» **YOUR GOAL**
Exact reproduction is required for all entries.

» **INFORMATION PROVIDED**
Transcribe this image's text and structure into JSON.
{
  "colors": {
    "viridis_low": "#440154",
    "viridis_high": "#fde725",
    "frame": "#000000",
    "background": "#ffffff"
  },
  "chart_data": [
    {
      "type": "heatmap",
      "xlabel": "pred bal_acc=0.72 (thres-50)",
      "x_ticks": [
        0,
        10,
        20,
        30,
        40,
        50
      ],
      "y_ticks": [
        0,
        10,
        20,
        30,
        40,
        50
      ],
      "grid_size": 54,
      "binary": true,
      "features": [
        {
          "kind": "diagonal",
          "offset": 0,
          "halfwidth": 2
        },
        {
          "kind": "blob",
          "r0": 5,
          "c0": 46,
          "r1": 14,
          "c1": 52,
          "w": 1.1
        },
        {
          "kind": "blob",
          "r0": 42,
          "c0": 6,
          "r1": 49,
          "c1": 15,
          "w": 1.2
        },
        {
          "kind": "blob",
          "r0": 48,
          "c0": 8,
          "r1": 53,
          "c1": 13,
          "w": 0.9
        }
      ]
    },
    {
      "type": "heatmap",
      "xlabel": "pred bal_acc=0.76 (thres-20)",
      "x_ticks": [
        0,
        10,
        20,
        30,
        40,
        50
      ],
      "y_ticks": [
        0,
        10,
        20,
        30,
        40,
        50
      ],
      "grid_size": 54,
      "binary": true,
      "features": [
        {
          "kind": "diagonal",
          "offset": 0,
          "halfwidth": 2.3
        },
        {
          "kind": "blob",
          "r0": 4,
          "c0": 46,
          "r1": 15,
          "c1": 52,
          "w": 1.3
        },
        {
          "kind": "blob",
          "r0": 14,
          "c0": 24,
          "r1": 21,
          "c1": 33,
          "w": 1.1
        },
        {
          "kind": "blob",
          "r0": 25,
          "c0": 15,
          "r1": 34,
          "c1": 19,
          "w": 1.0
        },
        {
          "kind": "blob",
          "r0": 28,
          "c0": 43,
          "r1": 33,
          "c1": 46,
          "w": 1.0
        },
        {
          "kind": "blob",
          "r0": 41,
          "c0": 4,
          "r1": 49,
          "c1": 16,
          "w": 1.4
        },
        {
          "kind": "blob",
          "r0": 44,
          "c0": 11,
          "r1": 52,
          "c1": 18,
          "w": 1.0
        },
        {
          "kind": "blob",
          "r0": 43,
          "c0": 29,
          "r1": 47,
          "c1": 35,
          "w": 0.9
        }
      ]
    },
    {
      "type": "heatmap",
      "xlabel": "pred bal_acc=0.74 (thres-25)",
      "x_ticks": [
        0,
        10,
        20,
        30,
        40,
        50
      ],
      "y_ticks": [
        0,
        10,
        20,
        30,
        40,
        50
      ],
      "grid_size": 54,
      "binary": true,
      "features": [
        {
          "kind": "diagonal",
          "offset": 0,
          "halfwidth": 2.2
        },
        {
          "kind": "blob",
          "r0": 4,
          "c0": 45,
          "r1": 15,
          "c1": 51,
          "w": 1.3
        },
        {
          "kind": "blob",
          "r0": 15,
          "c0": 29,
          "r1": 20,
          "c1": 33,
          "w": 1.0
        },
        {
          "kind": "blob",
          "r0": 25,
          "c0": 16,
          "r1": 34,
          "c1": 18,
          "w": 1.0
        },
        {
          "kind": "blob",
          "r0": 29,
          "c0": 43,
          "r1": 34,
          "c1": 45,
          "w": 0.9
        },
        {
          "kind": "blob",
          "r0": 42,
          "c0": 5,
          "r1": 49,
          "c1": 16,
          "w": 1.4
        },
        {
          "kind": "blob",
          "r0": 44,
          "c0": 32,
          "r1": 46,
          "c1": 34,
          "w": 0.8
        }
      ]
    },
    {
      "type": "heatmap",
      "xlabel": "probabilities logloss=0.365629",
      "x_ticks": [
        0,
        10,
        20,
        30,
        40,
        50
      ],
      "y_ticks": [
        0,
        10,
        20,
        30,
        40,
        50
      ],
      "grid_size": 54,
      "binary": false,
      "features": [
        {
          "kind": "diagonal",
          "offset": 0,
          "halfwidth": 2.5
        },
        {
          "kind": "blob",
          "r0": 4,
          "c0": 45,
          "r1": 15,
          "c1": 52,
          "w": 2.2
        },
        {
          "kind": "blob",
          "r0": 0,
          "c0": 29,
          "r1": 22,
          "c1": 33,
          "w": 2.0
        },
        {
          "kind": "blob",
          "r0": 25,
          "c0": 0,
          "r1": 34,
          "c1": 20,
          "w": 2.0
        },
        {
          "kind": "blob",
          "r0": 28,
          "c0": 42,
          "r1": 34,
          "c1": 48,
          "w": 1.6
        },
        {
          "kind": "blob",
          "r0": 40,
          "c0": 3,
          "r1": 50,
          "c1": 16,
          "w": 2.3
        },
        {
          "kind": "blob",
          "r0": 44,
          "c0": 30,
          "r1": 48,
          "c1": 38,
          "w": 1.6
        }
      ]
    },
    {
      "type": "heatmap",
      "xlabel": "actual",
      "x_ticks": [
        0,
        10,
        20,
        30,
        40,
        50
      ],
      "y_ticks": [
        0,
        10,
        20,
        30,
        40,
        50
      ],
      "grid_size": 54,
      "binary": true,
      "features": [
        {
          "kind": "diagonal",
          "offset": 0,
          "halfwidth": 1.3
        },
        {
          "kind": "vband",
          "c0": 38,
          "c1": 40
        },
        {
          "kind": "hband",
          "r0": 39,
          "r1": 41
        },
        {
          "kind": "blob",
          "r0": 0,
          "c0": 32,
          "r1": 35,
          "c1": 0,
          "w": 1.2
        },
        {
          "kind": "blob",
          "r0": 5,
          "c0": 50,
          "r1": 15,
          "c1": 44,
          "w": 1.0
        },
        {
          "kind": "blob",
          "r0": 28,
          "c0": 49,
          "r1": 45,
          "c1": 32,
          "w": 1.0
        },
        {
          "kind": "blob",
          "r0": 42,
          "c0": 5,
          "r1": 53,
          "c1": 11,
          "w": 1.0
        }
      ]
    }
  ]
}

» **CORRECT OUTPUT**
Transcribe this image's text and structure into JSON.
{
  "colors": {
    "viridis_low": "#440154",
    "viridis_high": "#fde725",
    "frame": "#000000",
    "background": "#ffffff"
  },
  "chart_data": [
    {
      "type": "heatmap",
      "xlabel": "pred bal_acc=0.72 (thres-50)",
      "x_ticks": [
        0,
        10,
        20,
        30,
        40,
        50
      ],
      "y_ticks": [
        0,
        10,
        20,
        30,
        40,
        50
      ],
      "grid_size": 54,
      "binary": true,
      "features": [
        {
          "kind": "diagonal",
          "offset": 0,
          "halfwidth": 2
        },
        {
          "kind": "blob",
          "r0": 5,
          "c0": 46,
          "r1": 14,
          "c1": 52,
          "w": 1.1
        },
        {
          "kind": "blob",
          "r0": 42,
          "c0": 6,
          "r1": 49,
          "c1": 15,
          "w": 1.2
        },
        {
          "kind": "blob",
          "r0": 48,
          "c0": 8,
          "r1": 53,
          "c1": 13,
          "w": 0.9
        }
      ]
    },
    {
      "type": "heatmap",
      "xlabel": "pred bal_acc=0.76 (thres-20)",
      "x_ticks": [
        0,
        10,
        20,
        30,
        40,
        50
      ],
      "y_ticks": [
        0,
        10,
        20,
        30,
        40,
        50
      ],
      "grid_size": 54,
      "binary": true,
      "features": [
        {
          "kind": "diagonal",
          "offset": 0,
          "halfwidth": 2.3
        },
        {
          "kind": "blob",
          "r0": 4,
          "c0": 46,
          "r1": 15,
          "c1": 52,
          "w": 1.3
        },
        {
          "kind": "blob",
          "r0": 14,
          "c0": 24,
          "r1": 21,
          "c1": 33,
          "w": 1.1
        },
        {
          "kind": "blob",
          "r0": 25,
          "c0": 15,
          "r1": 34,
          "c1": 19,
          "w": 1.0
        },
        {
          "kind": "blob",
          "r0": 28,
          "c0": 43,
          "r1": 33,
          "c1": 46,
          "w": 1.0
        },
        {
          "kind": "blob",
          "r0": 41,
          "c0": 4,
          "r1": 49,
          "c1": 16,
          "w": 1.4
        },
        {
          "kind": "blob",
          "r0": 44,
          "c0": 11,
          "r1": 52,
          "c1": 18,
          "w": 1.0
        },
        {
          "kind": "blob",
          "r0": 43,
          "c0": 29,
          "r1": 47,
          "c1": 35,
          "w": 0.9
        }
      ]
    },
    {
      "type": "heatmap",
      "xlabel": "pred bal_acc=0.74 (thres-25)",
      "x_ticks": [
        0,
        10,
        20,
        30,
        40,
        50
      ],
      "y_ticks": [
        0,
        10,
        20,
        30,
        40,
        50
      ],
      "grid_size": 54,
      "binary": true,
      "features": [
        {
          "kind": "diagonal",
          "offset": 0,
          "halfwidth": 2.2
        },
        {
          "kind": "blob",
          "r0": 4,
          "c0": 45,
          "r1": 15,
          "c1": 51,
          "w": 1.3
        },
        {
          "kind": "blob",
          "r0": 15,
          "c0": 29,
          "r1": 20,
          "c1": 33,
          "w": 1.0
        },
        {
          "kind": "blob",
          "r0": 25,
          "c0": 16,
          "r1": 34,
          "c1": 18,
          "w": 1.0
        },
        {
          "kind": "blob",
          "r0": 29,
          "c0": 43,
          "r1": 34,
          "c1": 45,
          "w": 0.9
        },
        {
          "kind": "blob",
          "r0": 42,
          "c0": 5,
          "r1": 49,
          "c1": 16,
          "w": 1.4
        },
        {
          "kind": "blob",
          "r0": 44,
          "c0": 32,
          "r1": 46,
          "c1": 34,
          "w": 0.8
        }
      ]
    },
    {
      "type": "heatmap",
      "xlabel": "probabilities logloss=0.365629",
      "x_ticks": [
        0,
        10,
        20,
        30,
        40,
        50
      ],
      "y_ticks": [
        0,
        10,
        20,
        30,
        40,
        50
      ],
      "grid_size": 54,
      "binary": false,
      "features": [
        {
          "kind": "diagonal",
          "offset": 0,
          "halfwidth": 2.5
        },
        {
          "kind": "blob",
          "r0": 4,
          "c0": 45,
          "r1": 15,
          "c1": 52,
          "w": 2.2
        },
        {
          "kind": "blob",
          "r0": 0,
          "c0": 29,
          "r1": 22,
          "c1": 33,
          "w": 2.0
        },
        {
          "kind": "blob",
          "r0": 25,
          "c0": 0,
          "r1": 34,
          "c1": 20,
          "w": 2.0
        },
        {
          "kind": "blob",
          "r0": 28,
          "c0": 42,
          "r1": 34,
          "c1": 48,
          "w": 1.6
        },
        {
          "kind": "blob",
          "r0": 40,
          "c0": 3,
          "r1": 50,
          "c1": 16,
          "w": 2.3
        },
        {
          "kind": "blob",
          "r0": 44,
          "c0": 30,
          "r1": 48,
          "c1": 38,
          "w": 1.6
        }
      ]
    },
    {
      "type": "heatmap",
      "xlabel": "actual",
      "x_ticks": [
        0,
        10,
        20,
        30,
        40,
        50
      ],
      "y_ticks": [
        0,
        10,
        20,
        30,
        40,
        50
      ],
      "grid_size": 54,
      "binary": true,
      "features": [
        {
          "kind": "diagonal",
          "offset": 0,
          "halfwidth": 1.3
        },
        {
          "kind": "vband",
          "c0": 38,
          "c1": 40
        },
        {
          "kind": "hband",
          "r0": 39,
          "r1": 41
        },
        {
          "kind": "blob",
          "r0": 0,
          "c0": 32,
          "r1": 35,
          "c1": 0,
          "w": 1.2
        },
        {
          "kind": "blob",
          "r0": 5,
          "c0": 50,
          "r1": 15,
          "c1": 44,
          "w": 1.0
        },
        {
          "kind": "blob",
          "r0": 28,
          "c0": 49,
          "r1": 45,
          "c1": 32,
          "w": 1.0
        },
        {
          "kind": "blob",
          "r0": 42,
          "c0": 5,
          "r1": 53,
          "c1": 11,
          "w": 1.0
        }
      ]
    }
  ]
}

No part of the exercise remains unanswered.